EXERCÍCIOS:
a: Traduza para o inglês a seguinte frase do texto sobre a crise ambiental: "A crise se assemelha àquelas doenças que corroem a pessoa sem que ela perceba."
b: Reproduza fielmente a parte do texto sobre a crise ambiental que começa em "Portanto, não basta" e termina em "já é tarde.".

TEXTO DO EXERCÍCIO:
:::::
Portanto, não basta mudar a matriz energética. É preciso também mudar o sistema produtivo, a publicidade, os meios de transporte, as cidades, a alimentação e as formas de pensar. Não bastam fórmulas simples, como “menos é mais”. A mudança tão necessária depende de empenho, esforço e tempo. Para retornarmos aos padrões naturais do Holoceno, estimo que dispomos de 80 anos pela frente. A globalização capitalista se processou em 600 anos. Os ingredientes formadores da crise foram se acumulando ao longo de seis séculos e só foram percebidos com clareza no último meio século. A crise se assemelha àquelas doenças que corroem a pessoa sem que ela perceba. Quando os sintomas se manifestam, já é tarde.
:::::
DADOS FORNECIDOS:
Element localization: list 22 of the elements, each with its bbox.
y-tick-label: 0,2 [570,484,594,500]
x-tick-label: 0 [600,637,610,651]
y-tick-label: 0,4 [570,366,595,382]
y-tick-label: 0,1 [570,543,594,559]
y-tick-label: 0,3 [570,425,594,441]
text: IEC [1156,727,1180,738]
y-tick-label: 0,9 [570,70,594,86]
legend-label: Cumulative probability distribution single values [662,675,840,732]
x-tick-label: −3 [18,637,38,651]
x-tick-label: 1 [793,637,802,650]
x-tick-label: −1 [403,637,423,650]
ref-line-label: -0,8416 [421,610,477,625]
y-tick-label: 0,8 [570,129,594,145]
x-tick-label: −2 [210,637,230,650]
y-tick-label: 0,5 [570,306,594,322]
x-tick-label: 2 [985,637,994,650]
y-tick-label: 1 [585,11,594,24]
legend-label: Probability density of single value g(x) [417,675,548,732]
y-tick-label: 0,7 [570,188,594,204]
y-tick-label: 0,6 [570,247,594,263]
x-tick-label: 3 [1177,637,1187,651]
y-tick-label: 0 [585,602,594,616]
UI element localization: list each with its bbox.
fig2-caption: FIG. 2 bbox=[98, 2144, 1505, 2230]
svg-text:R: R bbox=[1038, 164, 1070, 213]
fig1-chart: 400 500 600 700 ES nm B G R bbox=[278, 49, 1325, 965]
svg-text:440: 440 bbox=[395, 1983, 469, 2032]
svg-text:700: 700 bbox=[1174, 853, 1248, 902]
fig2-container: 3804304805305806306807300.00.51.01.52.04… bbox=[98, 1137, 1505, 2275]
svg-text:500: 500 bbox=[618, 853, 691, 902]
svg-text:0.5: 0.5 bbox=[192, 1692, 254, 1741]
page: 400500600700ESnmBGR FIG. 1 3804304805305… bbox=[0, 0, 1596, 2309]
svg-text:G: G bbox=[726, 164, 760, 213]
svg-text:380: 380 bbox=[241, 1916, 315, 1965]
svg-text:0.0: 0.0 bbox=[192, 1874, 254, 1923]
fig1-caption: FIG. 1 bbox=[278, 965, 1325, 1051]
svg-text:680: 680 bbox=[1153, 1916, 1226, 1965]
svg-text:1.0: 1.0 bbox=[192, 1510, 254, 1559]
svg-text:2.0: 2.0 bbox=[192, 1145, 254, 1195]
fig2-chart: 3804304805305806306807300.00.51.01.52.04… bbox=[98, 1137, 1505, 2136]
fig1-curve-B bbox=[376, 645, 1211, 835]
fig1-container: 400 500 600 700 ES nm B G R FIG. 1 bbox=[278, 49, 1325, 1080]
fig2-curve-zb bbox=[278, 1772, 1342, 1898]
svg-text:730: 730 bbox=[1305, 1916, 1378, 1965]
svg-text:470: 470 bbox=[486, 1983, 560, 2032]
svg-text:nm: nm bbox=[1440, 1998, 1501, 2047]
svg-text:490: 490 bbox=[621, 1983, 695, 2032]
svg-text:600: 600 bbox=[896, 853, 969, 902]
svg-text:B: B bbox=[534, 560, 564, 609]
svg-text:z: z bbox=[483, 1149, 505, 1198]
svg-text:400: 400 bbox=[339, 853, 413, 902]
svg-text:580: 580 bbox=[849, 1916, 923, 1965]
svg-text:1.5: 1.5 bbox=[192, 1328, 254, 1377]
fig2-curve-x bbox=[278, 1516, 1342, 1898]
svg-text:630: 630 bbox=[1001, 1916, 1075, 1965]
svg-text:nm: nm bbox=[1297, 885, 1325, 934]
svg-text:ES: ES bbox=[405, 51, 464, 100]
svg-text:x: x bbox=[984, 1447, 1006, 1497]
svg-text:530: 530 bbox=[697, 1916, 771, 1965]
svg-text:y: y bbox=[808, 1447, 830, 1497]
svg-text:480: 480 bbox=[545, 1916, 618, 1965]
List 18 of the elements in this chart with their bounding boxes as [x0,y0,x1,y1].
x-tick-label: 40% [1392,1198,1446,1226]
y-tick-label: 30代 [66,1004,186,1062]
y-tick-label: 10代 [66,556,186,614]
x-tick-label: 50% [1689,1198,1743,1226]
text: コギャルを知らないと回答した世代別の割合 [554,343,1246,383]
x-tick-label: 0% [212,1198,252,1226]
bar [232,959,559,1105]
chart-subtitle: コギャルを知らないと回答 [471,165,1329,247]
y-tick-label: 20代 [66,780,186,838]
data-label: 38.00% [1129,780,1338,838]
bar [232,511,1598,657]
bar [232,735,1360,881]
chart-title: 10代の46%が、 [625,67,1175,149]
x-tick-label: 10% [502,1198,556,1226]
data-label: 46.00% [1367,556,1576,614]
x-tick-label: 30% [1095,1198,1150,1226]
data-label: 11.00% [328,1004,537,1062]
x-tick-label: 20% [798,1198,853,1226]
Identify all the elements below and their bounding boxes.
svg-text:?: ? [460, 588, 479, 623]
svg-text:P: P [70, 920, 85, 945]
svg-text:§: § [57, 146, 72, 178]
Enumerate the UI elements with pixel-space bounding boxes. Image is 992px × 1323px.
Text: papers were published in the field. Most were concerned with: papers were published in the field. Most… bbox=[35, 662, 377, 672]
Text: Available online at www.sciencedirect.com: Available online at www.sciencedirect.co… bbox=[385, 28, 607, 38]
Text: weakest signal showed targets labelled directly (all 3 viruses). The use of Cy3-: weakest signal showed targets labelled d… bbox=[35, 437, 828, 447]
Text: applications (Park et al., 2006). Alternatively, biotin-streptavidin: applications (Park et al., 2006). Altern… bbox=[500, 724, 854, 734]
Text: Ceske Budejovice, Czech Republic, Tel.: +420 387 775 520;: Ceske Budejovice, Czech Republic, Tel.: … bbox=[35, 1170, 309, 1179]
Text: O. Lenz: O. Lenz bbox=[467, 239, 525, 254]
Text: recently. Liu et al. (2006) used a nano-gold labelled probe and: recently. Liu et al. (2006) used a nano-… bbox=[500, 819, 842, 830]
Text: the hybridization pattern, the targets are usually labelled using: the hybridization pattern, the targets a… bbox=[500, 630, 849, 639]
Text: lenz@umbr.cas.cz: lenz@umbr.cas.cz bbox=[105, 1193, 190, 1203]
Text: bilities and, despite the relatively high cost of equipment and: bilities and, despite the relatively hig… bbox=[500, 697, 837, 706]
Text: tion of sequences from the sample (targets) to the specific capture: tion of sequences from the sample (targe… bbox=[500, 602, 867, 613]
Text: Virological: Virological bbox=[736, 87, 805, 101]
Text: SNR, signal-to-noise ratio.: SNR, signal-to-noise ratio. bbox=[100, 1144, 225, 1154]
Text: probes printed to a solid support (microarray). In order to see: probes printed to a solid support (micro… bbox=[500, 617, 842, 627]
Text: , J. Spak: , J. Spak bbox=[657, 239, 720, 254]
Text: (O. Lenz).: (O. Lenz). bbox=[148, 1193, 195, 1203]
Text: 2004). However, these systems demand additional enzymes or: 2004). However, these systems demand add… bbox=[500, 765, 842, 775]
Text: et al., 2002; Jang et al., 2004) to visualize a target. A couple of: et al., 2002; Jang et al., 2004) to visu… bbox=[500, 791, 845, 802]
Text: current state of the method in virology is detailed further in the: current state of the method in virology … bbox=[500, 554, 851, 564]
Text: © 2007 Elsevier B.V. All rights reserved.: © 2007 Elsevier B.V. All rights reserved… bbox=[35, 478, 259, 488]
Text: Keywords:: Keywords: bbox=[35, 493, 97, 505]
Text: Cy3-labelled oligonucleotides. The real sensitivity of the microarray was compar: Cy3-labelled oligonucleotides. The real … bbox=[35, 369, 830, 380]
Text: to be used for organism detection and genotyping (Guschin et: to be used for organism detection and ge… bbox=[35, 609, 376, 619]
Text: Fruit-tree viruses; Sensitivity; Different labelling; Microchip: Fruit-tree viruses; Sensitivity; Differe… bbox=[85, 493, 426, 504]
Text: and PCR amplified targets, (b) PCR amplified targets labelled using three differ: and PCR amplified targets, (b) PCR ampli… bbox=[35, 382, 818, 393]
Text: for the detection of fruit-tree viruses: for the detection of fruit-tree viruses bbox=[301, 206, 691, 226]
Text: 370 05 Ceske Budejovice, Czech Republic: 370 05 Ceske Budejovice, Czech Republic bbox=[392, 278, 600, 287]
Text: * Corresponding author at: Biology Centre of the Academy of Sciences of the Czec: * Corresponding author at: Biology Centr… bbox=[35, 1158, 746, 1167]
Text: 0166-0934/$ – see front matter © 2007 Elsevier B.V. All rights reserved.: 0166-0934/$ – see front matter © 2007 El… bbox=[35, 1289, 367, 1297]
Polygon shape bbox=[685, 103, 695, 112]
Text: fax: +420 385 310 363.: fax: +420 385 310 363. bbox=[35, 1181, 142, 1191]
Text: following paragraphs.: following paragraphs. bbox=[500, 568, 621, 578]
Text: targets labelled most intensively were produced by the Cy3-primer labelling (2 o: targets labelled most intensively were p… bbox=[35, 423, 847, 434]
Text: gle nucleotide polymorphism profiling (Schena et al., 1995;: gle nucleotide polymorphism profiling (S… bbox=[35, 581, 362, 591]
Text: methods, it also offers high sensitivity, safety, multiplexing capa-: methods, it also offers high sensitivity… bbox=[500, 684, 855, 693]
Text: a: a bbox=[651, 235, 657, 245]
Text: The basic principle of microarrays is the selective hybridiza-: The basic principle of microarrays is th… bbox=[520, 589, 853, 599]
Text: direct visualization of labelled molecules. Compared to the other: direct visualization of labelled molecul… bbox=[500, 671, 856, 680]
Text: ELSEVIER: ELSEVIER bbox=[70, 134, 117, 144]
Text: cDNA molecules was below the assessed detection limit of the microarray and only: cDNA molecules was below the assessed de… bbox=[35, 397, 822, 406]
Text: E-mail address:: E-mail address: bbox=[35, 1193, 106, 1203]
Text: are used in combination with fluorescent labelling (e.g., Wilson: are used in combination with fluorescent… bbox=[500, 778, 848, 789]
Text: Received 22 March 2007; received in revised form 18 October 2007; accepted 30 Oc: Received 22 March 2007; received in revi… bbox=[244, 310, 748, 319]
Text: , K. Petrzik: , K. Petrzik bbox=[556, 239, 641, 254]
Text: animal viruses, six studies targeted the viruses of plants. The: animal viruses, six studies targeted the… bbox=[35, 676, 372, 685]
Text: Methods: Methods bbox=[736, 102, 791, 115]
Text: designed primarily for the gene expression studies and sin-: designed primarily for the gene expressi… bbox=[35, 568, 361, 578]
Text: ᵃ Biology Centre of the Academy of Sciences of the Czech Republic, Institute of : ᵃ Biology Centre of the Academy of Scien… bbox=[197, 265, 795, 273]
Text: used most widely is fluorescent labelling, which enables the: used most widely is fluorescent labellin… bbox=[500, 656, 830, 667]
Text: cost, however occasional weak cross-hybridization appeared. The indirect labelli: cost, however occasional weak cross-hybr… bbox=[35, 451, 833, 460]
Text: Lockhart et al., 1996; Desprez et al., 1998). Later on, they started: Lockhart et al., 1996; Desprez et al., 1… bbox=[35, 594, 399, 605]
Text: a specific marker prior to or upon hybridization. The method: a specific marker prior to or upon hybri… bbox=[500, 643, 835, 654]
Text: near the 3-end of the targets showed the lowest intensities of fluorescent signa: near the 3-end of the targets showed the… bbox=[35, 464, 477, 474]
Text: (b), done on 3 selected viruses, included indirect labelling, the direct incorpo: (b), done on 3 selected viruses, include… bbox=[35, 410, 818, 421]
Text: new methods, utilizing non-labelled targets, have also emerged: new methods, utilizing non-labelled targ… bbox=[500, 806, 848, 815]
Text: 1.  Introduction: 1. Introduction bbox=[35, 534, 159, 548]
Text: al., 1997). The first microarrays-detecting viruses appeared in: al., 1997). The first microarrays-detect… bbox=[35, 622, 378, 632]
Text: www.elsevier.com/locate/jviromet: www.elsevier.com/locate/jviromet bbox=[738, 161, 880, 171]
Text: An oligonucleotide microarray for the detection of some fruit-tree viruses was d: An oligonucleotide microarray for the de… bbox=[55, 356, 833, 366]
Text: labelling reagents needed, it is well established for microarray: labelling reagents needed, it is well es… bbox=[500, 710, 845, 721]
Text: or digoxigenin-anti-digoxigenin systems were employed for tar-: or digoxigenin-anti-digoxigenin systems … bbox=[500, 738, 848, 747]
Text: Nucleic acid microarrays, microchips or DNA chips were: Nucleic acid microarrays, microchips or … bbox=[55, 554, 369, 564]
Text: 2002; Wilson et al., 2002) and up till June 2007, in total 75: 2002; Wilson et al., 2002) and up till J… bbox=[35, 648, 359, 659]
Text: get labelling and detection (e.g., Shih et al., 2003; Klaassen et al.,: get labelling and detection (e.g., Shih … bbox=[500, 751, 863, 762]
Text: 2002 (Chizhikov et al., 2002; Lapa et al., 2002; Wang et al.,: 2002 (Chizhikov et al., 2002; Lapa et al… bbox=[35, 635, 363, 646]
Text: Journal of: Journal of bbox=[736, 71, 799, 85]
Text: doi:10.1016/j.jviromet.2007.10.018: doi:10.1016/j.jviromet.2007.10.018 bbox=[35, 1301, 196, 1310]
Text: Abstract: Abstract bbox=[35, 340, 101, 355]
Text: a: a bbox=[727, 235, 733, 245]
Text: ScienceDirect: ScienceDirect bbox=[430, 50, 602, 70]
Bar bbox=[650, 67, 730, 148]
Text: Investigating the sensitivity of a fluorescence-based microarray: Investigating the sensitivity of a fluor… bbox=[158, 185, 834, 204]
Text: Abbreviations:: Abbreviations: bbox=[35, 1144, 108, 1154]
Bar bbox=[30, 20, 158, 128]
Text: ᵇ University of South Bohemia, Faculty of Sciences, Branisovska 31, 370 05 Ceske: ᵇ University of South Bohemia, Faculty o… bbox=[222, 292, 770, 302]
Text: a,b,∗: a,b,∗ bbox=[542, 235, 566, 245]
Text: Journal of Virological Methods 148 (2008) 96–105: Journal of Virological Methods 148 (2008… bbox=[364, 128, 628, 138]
:::::
RESULTADOS POR TAREFA:
a: The crisis resembles those diseases that eat away at a person without the person noticing.

b:
Portanto, não basta mudar a matriz energética. É preciso também mudar o sistema produtivo, a publicidade, os meios de transporte, as cidades, a alimentação e as formas de pensar. Não bastam fórmulas simples, como “menos é mais”. A mudança tão necessária depende de empenho, esforço e tempo. Para retornarmos aos padrões naturais do Holoceno, estimo que dispomos de 80 anos pela frente. A globalização capitalista se processou em 600 anos. Os ingredientes formadores da crise foram se acumulando ao longo de seis séculos e só foram percebidos com clareza no último meio século. A crise se assemelha àquelas doenças que corroem a pessoa sem que ela perceba. Quando os sintomas se manifestam, já é tarde.